**EXERCISE PROMPT**
Say how many lines contain the word "profile" and give no other text.

**RECORDED DATA**
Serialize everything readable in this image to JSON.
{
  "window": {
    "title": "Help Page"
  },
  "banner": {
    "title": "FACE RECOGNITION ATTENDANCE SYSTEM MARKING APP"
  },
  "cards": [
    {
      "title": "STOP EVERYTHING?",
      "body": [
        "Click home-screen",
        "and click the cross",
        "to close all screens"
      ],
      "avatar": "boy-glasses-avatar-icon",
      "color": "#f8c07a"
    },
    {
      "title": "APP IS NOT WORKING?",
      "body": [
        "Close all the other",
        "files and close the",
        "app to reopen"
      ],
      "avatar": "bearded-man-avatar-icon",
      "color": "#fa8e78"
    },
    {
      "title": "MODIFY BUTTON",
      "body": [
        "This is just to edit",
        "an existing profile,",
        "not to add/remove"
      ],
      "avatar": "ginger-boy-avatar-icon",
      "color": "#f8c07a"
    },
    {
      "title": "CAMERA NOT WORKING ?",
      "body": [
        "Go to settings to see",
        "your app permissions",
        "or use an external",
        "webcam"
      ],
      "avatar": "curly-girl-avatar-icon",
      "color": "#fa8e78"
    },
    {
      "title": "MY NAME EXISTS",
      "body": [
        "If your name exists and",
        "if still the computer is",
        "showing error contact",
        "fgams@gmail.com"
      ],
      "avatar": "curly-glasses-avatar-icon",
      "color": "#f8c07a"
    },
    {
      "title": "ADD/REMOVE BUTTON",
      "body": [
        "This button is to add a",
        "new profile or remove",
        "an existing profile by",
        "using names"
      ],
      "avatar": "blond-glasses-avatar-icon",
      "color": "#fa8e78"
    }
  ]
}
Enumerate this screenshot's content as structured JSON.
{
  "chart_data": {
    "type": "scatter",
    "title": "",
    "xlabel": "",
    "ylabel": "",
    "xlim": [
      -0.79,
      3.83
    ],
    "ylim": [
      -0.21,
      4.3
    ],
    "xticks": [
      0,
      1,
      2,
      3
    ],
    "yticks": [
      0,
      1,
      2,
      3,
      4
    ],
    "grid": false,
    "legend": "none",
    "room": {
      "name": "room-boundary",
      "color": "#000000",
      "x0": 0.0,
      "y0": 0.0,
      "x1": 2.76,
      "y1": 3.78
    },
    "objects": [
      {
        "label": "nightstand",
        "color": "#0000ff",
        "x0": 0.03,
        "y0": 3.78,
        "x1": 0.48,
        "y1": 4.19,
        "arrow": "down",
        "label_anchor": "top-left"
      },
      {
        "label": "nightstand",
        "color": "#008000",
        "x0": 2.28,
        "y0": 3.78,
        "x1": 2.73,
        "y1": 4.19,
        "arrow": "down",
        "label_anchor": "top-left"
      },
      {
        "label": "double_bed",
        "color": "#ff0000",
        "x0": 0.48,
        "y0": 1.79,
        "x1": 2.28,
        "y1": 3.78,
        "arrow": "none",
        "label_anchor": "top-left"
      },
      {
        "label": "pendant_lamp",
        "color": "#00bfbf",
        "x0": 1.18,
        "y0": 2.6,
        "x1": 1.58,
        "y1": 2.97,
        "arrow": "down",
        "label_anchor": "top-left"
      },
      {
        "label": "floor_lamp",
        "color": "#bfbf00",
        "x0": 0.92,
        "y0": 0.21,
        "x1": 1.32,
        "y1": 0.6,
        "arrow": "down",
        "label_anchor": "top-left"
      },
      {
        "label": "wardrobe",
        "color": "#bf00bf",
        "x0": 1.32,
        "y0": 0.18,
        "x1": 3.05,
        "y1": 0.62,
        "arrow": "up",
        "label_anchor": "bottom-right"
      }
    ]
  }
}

**EXPECTED ANSWER**
3